Start SUPPLIED MATERIAL

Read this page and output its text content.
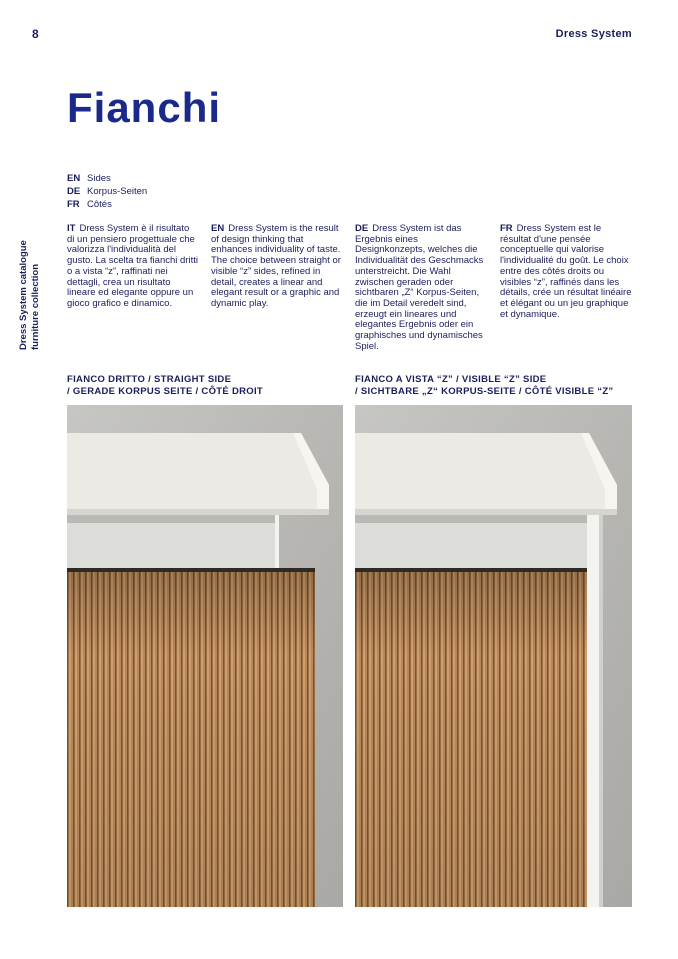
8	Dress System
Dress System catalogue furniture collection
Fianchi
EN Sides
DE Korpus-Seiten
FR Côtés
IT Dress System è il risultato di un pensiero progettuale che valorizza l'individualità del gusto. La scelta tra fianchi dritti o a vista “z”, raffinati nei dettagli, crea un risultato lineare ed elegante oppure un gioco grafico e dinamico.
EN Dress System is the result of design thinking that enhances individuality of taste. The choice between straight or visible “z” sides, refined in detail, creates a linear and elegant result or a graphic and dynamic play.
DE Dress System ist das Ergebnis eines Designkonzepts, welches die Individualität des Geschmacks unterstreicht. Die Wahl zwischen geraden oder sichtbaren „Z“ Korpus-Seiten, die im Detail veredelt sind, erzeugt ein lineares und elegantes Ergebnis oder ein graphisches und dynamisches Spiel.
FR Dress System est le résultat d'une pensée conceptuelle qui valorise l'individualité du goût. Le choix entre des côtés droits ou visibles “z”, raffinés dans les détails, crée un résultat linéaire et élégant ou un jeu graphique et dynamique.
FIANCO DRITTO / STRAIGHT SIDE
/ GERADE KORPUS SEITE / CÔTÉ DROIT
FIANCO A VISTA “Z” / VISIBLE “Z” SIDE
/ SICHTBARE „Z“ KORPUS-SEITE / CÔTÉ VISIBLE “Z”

End SUPPLIED MATERIAL

## WHAT YOU WILL DO:
Give all the entries again exactly, dropping each picture.

## TASK OUTPUT:
Read this page and output its text content.
8	Dress System
Dress System catalogue furniture collection
Fianchi
EN Sides
DE Korpus-Seiten
FR Côtés
IT Dress System è il risultato di un pensiero progettuale che valorizza l'individualità del gusto. La scelta tra fianchi dritti o a vista “z”, raffinati nei dettagli, crea un risultato lineare ed elegante oppure un gioco grafico e dinamico.
EN Dress System is the result of design thinking that enhances individuality of taste. The choice between straight or visible “z” sides, refined in detail, creates a linear and elegant result or a graphic and dynamic play.
DE Dress System ist das Ergebnis eines Designkonzepts, welches die Individualität des Geschmacks unterstreicht. Die Wahl zwischen geraden oder sichtbaren „Z“ Korpus-Seiten, die im Detail veredelt sind, erzeugt ein lineares und elegantes Ergebnis oder ein graphisches und dynamisches Spiel.
FR Dress System est le résultat d'une pensée conceptuelle qui valorise l'individualité du goût. Le choix entre des côtés droits ou visibles “z”, raffinés dans les détails, crée un résultat linéaire et élégant ou un jeu graphique et dynamique.
FIANCO DRITTO / STRAIGHT SIDE
/ GERADE KORPUS SEITE / CÔTÉ DROIT
FIANCO A VISTA “Z” / VISIBLE “Z” SIDE
/ SICHTBARE „Z“ KORPUS-SEITE / CÔTÉ VISIBLE “Z”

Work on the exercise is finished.